▶ _Exercise brief_
Omit every picture, then give all the entries again exactly.

▶ _Task inputs_
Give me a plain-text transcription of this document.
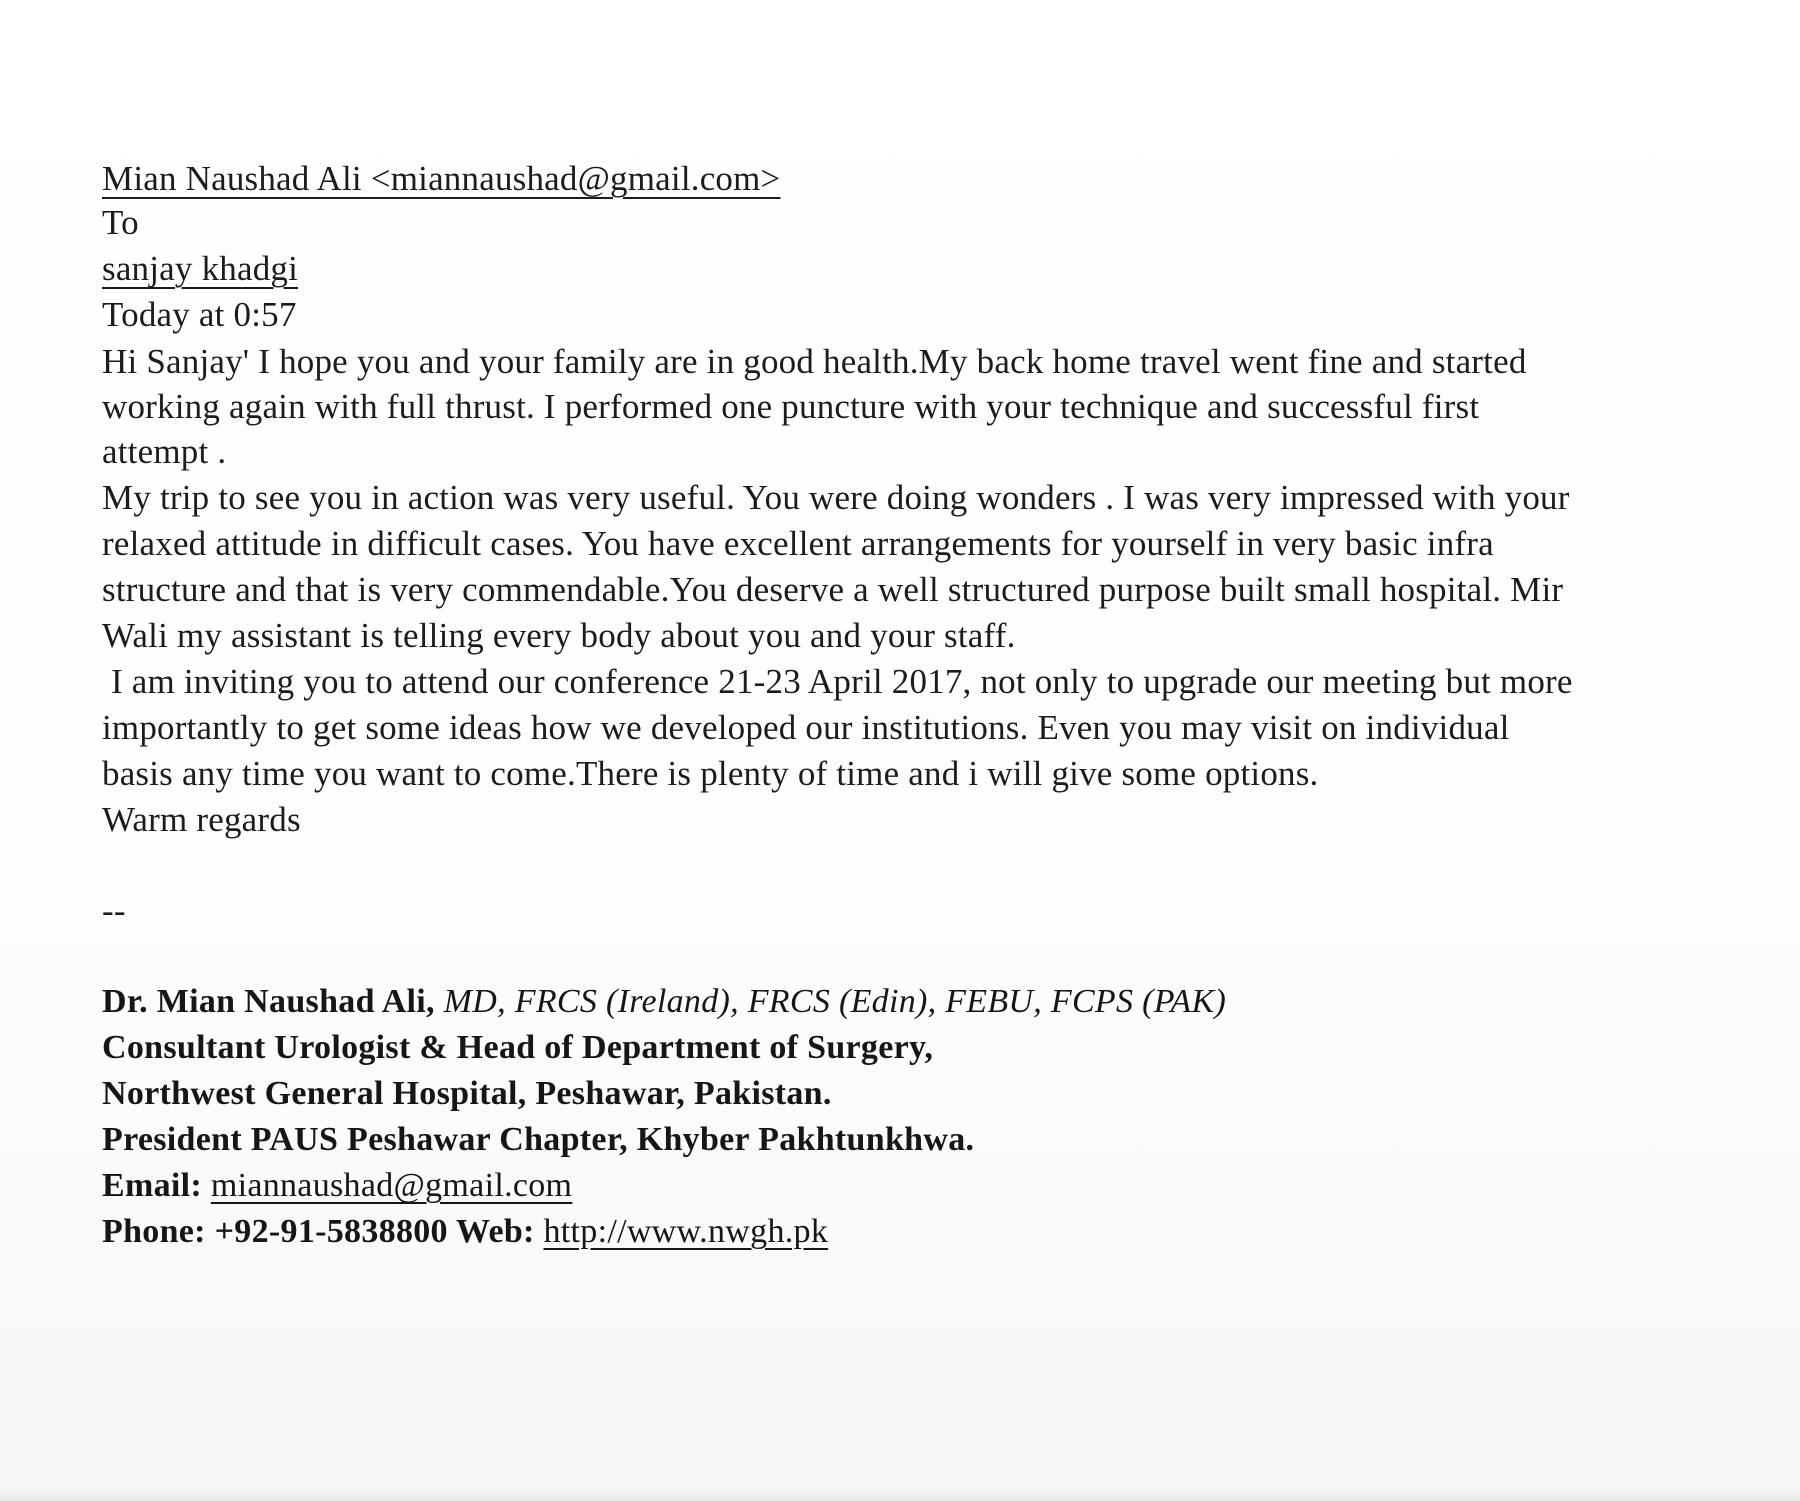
Mian Naushad Ali <miannaushad@gmail.com>
To
sanjay khadgi
Today at 0:57
Hi Sanjay' I hope you and your family are in good health.My back home travel went fine and started
working again with full thrust. I performed one puncture with your technique and successful first
attempt .
My trip to see you in action was very useful. You were doing wonders . I was very impressed with your
relaxed attitude in difficult cases. You have excellent arrangements for yourself in very basic infra
structure and that is very commendable.You deserve a well structured purpose built small hospital. Mir
Wali my assistant is telling every body about you and your staff.
I am inviting you to attend our conference 21-23 April 2017, not only to upgrade our meeting but more
importantly to get some ideas how we developed our institutions. Even you may visit on individual
basis any time you want to come.There is plenty of time and i will give some options.
Warm regards
--
Dr. Mian Naushad Ali, MD, FRCS (Ireland), FRCS (Edin), FEBU, FCPS (PAK)
Consultant Urologist & Head of Department of Surgery,
Northwest General Hospital, Peshawar, Pakistan.
President PAUS Peshawar Chapter, Khyber Pakhtunkhwa.
Email: miannaushad@gmail.com
Phone: +92-91-5838800 Web: http://www.nwgh.pk
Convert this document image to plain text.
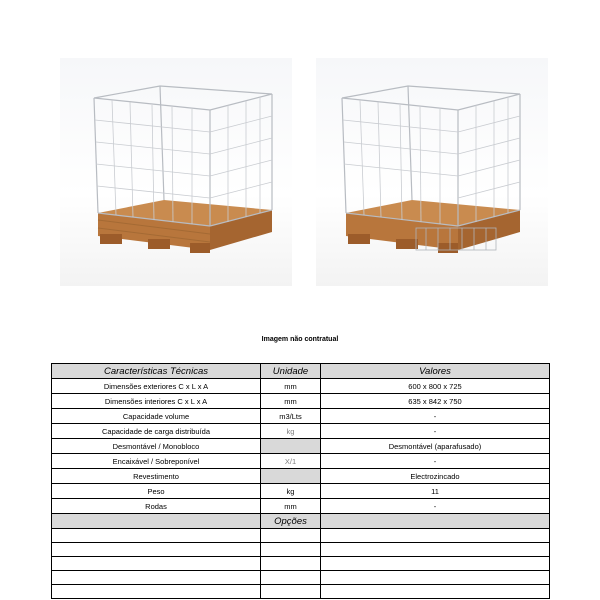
Imagem não contratual
Características Técnicas	Unidade	Valores
Dimensões exteriores C x L x A	mm	600 x 800 x 725
Dimensões interiores C x L x A	mm	635 x 842 x 750
Capacidade volume	m3/Lts	-
Capacidade de carga distribuída	kg	-
Desmontável / Monobloco		Desmontável (aparafusado)
Encaixável / Sobreponível	X/1	-
Revestimento		Electrozincado
Peso	kg	11
Rodas	mm	-
	Opções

▶ _Correct response_
Give me a plain-text transcription of this document.
Mian Naushad Ali <miannaushad@gmail.com>
To
sanjay khadgi
Today at 0:57
Hi Sanjay' I hope you and your family are in good health.My back home travel went fine and started
working again with full thrust. I performed one puncture with your technique and successful first
attempt .
My trip to see you in action was very useful. You were doing wonders . I was very impressed with your
relaxed attitude in difficult cases. You have excellent arrangements for yourself in very basic infra
structure and that is very commendable.You deserve a well structured purpose built small hospital. Mir
Wali my assistant is telling every body about you and your staff.
I am inviting you to attend our conference 21-23 April 2017, not only to upgrade our meeting but more
importantly to get some ideas how we developed our institutions. Even you may visit on individual
basis any time you want to come.There is plenty of time and i will give some options.
Warm regards
--
Dr. Mian Naushad Ali, MD, FRCS (Ireland), FRCS (Edin), FEBU, FCPS (PAK)
Consultant Urologist & Head of Department of Surgery,
Northwest General Hospital, Peshawar, Pakistan.
President PAUS Peshawar Chapter, Khyber Pakhtunkhwa.
Email: miannaushad@gmail.com
Phone: +92-91-5838800 Web: http://www.nwgh.pk
Convert this document image to plain text.
Imagem não contratual
Características Técnicas	Unidade	Valores
Dimensões exteriores C x L x A	mm	600 x 800 x 725
Dimensões interiores C x L x A	mm	635 x 842 x 750
Capacidade volume	m3/Lts	-
Capacidade de carga distribuída	kg	-
Desmontável / Monobloco		Desmontável (aparafusado)
Encaixável / Sobreponível	X/1	-
Revestimento		Electrozincado
Peso	kg	11
Rodas	mm	-
	Opções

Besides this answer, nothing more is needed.